Task to carry out.
Return each line holding the string "नगरप".
»»
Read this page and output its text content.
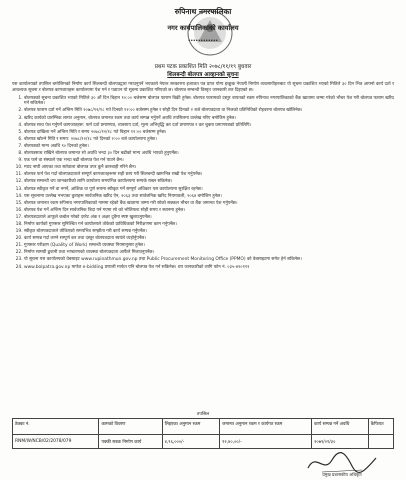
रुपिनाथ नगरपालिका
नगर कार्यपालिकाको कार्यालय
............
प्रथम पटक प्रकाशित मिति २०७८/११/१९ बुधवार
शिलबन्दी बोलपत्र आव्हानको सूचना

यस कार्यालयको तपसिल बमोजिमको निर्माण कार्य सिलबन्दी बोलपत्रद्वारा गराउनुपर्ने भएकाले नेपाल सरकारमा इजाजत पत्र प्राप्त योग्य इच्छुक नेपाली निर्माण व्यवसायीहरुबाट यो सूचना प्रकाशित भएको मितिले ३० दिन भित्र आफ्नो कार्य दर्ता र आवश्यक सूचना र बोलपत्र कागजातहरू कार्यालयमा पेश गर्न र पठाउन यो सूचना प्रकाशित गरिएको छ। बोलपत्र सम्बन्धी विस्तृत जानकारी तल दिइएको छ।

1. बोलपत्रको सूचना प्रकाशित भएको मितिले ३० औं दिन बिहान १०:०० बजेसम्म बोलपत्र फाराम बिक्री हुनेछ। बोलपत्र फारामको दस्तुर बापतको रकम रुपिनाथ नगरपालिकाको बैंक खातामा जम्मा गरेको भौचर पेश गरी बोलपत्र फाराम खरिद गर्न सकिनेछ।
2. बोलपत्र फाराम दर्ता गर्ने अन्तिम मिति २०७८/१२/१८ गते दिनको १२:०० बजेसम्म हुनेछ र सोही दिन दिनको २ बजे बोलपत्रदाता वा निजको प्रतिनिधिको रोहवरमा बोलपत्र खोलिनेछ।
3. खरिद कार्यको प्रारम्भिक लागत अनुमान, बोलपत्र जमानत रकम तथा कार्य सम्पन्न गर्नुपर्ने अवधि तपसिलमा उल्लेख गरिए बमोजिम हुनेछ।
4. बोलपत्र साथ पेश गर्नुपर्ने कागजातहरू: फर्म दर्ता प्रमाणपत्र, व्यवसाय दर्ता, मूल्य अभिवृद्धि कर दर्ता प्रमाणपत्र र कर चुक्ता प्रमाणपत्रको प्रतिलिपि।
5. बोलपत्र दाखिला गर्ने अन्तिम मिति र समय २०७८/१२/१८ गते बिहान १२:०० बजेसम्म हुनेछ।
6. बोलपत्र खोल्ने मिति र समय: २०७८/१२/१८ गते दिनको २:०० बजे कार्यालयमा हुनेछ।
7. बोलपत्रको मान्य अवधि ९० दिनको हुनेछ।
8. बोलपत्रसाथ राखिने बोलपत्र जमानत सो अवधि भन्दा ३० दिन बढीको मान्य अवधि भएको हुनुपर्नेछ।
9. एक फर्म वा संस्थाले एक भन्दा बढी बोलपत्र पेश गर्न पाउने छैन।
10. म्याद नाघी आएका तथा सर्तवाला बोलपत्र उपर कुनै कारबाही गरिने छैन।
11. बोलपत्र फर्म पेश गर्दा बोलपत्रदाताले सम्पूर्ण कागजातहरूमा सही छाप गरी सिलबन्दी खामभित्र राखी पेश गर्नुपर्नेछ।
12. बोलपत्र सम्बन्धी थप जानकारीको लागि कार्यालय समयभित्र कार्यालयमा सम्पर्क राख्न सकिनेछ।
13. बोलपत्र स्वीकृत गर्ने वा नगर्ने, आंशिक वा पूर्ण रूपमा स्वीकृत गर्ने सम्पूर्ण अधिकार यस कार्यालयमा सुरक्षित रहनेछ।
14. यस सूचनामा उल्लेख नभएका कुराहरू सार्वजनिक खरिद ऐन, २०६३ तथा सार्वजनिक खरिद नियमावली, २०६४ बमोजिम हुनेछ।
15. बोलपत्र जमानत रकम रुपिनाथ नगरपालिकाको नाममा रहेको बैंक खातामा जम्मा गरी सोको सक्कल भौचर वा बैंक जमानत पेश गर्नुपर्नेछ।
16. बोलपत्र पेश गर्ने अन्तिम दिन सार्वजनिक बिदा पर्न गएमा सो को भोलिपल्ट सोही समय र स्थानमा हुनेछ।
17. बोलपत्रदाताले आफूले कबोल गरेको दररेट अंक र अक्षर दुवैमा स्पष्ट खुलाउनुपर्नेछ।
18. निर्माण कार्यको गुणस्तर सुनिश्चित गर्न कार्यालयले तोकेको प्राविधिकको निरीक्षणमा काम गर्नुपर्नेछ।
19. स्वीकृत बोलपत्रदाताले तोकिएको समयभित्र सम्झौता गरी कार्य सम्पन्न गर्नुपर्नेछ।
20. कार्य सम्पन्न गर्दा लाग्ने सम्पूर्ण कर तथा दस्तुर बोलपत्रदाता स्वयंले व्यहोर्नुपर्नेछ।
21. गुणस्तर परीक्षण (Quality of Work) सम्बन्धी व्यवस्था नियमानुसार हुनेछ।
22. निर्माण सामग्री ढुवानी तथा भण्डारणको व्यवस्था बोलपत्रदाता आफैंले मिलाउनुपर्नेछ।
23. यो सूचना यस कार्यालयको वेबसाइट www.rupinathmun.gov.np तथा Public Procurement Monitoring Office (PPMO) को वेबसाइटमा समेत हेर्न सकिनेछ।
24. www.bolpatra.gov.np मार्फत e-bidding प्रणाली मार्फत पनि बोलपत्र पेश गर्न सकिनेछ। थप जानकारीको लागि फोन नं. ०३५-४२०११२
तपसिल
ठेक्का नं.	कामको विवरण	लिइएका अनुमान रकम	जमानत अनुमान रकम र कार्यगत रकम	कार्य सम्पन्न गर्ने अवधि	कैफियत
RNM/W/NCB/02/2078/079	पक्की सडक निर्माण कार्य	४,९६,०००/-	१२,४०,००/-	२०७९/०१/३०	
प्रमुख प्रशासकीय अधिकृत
««
»»
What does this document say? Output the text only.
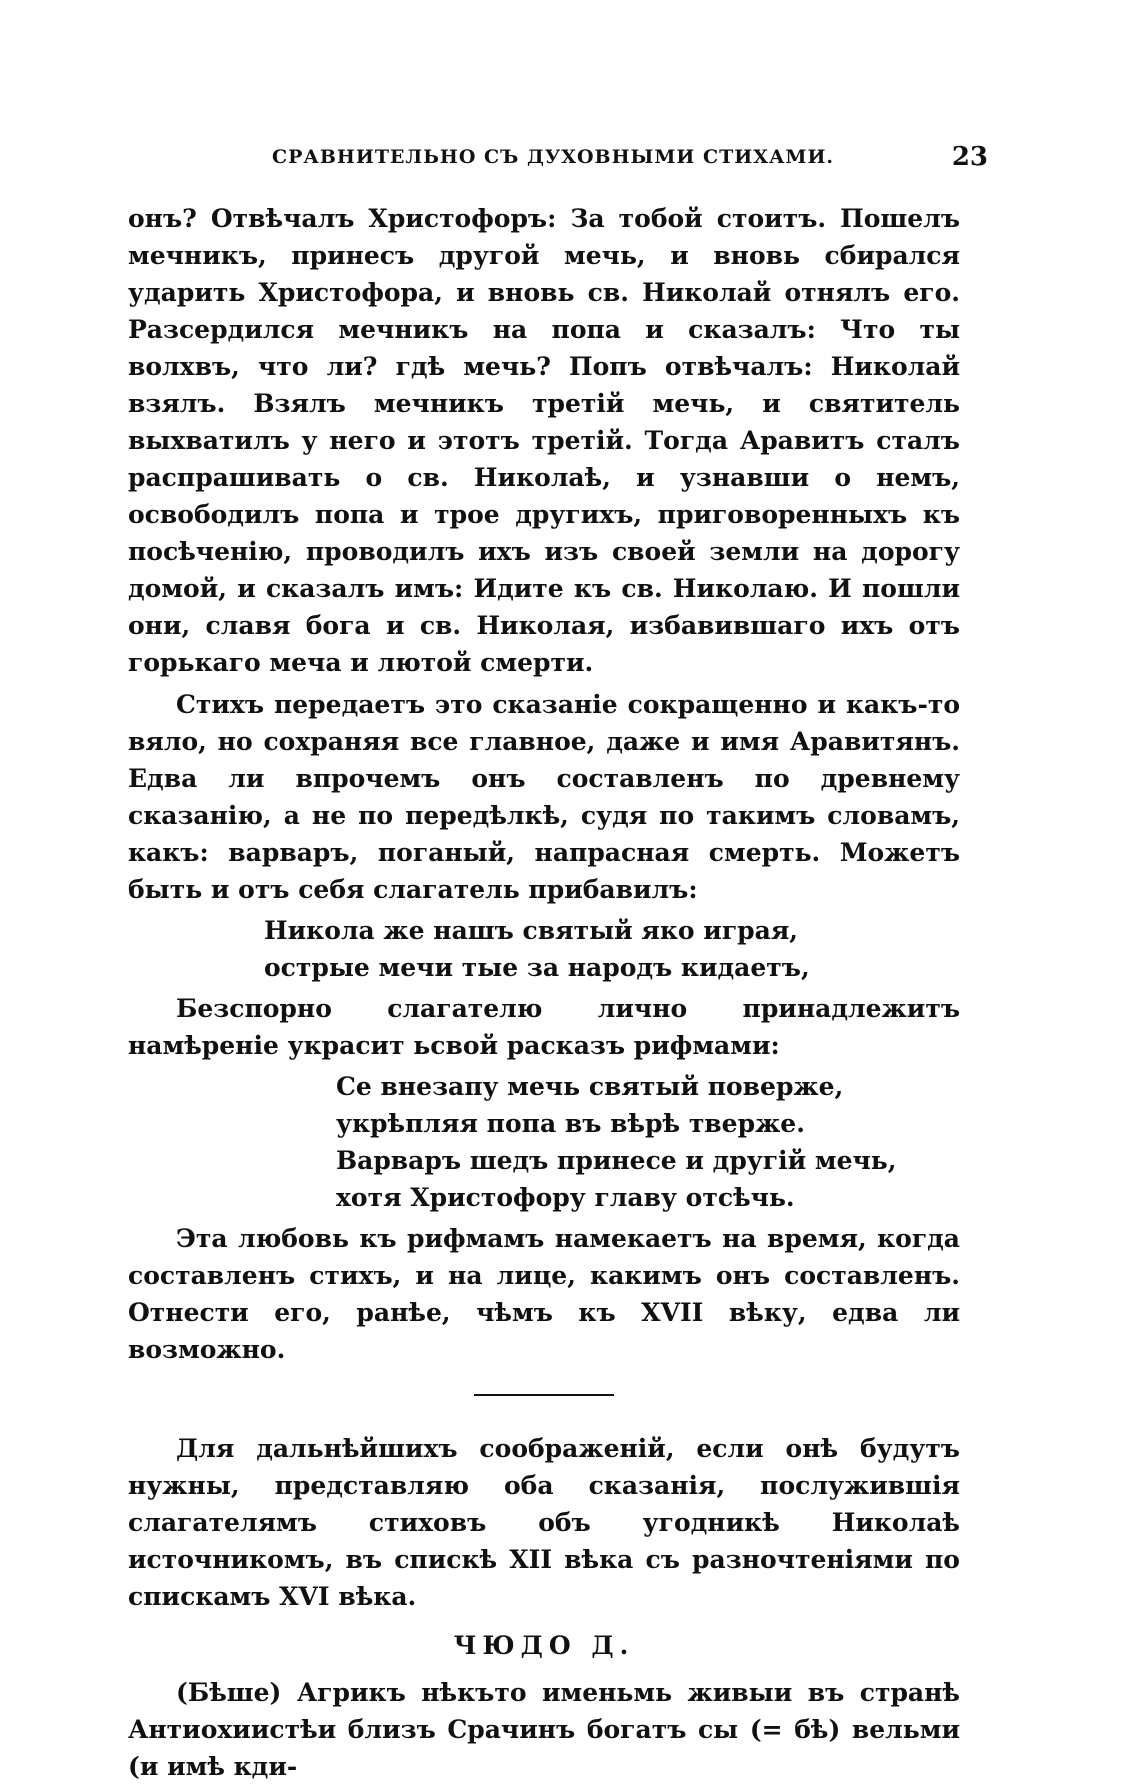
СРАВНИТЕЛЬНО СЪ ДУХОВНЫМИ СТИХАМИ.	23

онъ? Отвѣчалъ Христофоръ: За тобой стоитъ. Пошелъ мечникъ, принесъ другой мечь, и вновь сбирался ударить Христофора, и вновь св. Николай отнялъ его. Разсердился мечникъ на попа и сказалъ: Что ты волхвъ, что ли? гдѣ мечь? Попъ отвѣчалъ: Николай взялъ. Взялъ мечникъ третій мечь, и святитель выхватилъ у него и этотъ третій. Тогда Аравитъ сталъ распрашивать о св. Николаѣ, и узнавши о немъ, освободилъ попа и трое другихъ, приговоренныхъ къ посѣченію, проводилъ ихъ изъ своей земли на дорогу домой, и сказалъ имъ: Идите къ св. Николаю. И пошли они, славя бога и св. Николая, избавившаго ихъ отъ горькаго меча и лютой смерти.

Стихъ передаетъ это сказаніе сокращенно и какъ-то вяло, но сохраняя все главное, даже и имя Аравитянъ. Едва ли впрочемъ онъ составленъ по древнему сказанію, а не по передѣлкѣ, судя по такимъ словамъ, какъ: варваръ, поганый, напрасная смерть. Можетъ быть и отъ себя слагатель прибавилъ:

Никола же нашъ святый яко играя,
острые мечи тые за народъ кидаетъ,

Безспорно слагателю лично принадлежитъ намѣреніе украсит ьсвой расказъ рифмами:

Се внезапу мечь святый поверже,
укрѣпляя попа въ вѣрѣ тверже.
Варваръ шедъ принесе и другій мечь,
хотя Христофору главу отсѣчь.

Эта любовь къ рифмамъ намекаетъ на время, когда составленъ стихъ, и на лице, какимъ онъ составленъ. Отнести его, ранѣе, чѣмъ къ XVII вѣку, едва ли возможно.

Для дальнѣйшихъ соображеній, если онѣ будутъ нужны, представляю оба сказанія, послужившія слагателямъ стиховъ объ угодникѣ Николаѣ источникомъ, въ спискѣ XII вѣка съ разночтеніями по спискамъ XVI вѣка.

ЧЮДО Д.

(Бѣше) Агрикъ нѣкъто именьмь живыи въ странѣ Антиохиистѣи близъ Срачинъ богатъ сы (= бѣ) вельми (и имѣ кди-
««
»»
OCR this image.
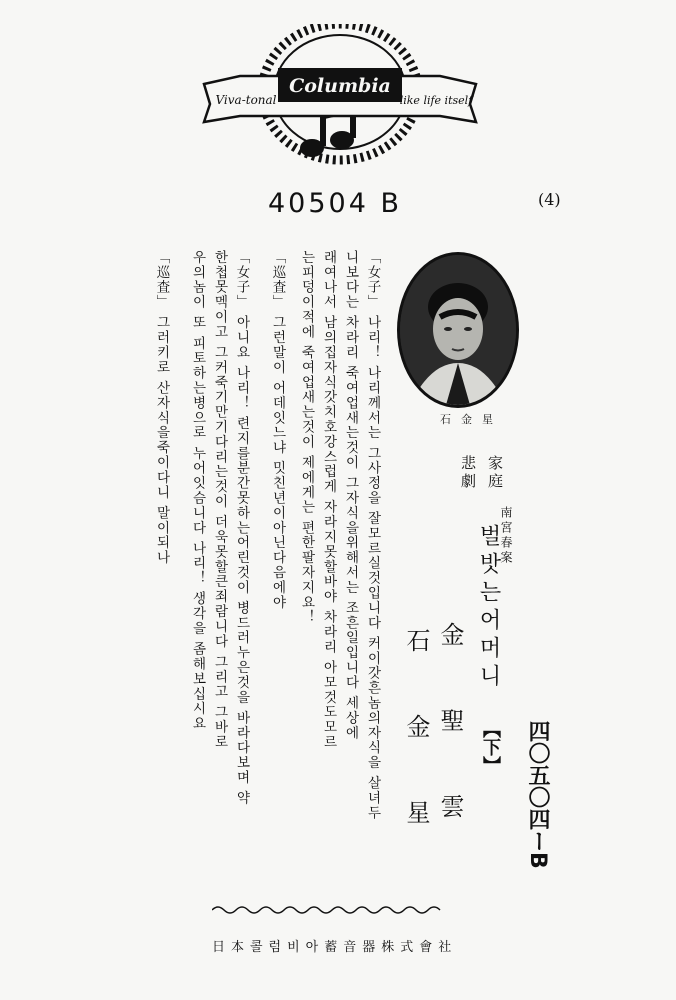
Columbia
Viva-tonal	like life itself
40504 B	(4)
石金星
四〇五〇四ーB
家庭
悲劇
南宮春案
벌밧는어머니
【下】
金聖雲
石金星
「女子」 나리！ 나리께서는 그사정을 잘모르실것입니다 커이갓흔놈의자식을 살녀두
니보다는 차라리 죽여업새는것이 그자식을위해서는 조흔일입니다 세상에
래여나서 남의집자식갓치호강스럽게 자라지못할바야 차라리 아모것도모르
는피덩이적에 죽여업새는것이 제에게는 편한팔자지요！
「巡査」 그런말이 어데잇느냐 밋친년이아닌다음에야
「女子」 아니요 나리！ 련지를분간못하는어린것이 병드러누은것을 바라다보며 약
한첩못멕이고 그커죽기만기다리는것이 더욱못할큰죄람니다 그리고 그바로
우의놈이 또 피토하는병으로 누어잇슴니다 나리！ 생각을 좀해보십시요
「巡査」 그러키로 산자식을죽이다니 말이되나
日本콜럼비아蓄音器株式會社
««
Output.
रुपिनाथ नगरपालिका
1. बोलपत्रको सूचना प्रकाशित भएको मितिले ३० औं दिन बिहान १०:०० बजेसम्म बोलपत्र फाराम बिक्री हुनेछ। बोलपत्र फारामको दस्तुर बापतको रकम रुपिनाथ नगरपालिकाको बैंक खातामा जम्मा गरेको भौचर पेश गरी बोलपत्र फाराम खरिद गर्न सकिनेछ।
15. बोलपत्र जमानत रकम रुपिनाथ नगरपालिकाको नाममा रहेको बैंक खातामा जम्मा गरी सोको सक्कल भौचर वा बैंक जमानत पेश गर्नुपर्नेछ।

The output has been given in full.